### DATA SECTION
+++

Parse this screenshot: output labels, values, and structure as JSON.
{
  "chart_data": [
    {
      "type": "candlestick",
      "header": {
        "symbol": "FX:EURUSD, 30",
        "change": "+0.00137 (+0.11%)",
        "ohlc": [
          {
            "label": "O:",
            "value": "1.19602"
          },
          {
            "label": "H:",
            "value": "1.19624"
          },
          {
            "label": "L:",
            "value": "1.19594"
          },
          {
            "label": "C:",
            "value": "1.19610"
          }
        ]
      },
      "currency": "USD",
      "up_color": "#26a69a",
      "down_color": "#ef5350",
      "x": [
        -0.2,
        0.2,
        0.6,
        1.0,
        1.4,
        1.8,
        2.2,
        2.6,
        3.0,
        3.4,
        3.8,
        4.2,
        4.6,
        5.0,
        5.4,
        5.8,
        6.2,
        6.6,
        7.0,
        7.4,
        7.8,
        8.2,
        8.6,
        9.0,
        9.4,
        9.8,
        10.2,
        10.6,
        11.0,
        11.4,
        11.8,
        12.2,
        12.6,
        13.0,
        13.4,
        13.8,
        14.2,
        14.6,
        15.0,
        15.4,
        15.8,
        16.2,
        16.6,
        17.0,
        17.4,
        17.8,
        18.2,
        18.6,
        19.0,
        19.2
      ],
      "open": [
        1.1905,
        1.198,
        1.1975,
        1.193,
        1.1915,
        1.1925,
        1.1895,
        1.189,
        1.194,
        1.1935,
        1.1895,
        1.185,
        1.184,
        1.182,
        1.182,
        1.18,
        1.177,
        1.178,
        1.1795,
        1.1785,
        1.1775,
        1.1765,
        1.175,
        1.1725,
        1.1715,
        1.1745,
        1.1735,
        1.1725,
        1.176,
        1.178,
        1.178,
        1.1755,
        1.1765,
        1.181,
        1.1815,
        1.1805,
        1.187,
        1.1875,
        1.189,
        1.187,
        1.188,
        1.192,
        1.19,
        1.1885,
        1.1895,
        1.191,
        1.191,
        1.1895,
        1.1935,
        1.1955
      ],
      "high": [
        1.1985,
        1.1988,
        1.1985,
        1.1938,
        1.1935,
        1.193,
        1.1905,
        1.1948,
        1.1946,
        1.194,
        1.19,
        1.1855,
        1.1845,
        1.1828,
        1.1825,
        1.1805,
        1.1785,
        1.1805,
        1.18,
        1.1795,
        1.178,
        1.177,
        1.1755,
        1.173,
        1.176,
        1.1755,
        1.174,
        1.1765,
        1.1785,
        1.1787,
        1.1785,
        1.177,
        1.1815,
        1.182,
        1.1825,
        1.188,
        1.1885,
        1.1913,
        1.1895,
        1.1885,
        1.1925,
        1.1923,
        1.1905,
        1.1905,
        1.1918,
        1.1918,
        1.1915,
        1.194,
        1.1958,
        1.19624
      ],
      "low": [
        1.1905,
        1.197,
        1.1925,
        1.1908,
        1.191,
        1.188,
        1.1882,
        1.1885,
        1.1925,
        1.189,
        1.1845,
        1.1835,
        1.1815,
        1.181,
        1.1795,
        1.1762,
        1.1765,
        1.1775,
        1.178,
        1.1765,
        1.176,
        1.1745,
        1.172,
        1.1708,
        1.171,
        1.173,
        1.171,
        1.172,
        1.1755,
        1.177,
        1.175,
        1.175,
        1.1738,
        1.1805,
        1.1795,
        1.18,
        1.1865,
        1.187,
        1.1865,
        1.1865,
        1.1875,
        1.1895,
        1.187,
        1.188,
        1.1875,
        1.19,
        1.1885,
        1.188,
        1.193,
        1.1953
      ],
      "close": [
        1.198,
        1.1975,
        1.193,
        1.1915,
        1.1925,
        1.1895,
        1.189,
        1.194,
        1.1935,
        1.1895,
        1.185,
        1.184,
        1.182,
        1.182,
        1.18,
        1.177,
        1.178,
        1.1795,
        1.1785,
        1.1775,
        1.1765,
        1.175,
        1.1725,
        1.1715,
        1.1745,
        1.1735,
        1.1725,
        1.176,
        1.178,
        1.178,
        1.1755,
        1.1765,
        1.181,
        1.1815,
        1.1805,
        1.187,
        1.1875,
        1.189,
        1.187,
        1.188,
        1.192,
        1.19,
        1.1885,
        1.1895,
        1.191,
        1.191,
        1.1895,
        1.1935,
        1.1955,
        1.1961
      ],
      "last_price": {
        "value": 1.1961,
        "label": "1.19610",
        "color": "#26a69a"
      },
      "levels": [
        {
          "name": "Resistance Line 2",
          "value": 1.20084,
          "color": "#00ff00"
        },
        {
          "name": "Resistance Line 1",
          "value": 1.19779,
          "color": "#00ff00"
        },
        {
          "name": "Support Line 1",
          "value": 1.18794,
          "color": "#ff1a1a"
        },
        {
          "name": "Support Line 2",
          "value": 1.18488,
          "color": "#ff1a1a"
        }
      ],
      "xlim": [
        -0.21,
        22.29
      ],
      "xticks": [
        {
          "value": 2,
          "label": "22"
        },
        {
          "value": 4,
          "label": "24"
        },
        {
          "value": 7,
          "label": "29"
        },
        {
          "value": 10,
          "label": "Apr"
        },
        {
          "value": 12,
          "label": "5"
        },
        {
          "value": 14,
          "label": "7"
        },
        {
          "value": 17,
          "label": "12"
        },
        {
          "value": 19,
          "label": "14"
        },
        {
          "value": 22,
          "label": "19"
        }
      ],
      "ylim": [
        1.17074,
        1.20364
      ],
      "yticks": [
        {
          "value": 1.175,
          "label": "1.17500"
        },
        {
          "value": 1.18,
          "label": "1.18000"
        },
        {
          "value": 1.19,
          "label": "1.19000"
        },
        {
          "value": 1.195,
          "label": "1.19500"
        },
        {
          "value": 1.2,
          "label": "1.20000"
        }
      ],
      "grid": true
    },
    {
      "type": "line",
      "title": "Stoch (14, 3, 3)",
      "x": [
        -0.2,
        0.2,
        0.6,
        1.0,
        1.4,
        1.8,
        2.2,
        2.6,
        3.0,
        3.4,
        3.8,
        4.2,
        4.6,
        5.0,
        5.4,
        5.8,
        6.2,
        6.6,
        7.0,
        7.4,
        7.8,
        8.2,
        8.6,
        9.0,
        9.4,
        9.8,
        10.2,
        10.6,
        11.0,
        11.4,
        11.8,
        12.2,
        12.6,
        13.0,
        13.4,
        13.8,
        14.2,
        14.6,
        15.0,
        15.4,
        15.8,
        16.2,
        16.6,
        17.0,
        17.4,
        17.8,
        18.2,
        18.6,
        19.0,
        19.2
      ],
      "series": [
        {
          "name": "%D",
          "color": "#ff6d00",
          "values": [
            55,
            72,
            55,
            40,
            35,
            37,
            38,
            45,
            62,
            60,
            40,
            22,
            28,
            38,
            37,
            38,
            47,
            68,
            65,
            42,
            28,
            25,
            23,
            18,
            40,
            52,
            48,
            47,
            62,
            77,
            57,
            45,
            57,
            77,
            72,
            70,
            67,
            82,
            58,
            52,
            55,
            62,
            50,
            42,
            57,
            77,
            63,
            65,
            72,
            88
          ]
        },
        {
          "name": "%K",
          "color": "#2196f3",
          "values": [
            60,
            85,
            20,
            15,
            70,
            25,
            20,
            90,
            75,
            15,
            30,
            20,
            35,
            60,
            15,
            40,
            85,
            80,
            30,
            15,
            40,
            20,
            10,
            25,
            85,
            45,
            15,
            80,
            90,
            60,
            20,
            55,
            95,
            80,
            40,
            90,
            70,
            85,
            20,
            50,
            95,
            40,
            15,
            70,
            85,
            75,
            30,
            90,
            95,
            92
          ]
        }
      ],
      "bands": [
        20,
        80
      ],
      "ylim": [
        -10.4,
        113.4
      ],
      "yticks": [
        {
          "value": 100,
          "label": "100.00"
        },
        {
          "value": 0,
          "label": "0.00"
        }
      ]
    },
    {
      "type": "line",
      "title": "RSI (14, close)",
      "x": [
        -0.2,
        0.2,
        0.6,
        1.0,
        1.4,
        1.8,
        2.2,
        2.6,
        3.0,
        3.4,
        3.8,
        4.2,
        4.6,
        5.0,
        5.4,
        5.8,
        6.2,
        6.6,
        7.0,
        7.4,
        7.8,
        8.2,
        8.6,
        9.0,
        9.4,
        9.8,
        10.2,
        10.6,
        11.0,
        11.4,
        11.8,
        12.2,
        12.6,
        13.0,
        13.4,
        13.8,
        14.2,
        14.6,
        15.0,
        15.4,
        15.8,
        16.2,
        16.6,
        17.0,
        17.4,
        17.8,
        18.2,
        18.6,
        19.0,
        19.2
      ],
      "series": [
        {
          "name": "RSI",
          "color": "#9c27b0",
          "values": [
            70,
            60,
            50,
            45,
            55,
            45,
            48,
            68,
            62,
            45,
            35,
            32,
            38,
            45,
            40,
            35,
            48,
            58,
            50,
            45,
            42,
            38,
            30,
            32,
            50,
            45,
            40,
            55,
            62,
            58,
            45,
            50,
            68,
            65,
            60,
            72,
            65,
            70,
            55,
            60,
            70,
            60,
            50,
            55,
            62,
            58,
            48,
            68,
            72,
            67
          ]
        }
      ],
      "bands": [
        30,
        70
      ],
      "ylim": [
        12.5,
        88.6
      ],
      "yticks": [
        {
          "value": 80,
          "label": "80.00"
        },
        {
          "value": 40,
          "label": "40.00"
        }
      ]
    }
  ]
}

+++

### SET PROBLEM
Track down all lines above with the string "Support" and copy them.

### FINAL RESULT
          "name": "Support Line 1",
          "name": "Support Line 2",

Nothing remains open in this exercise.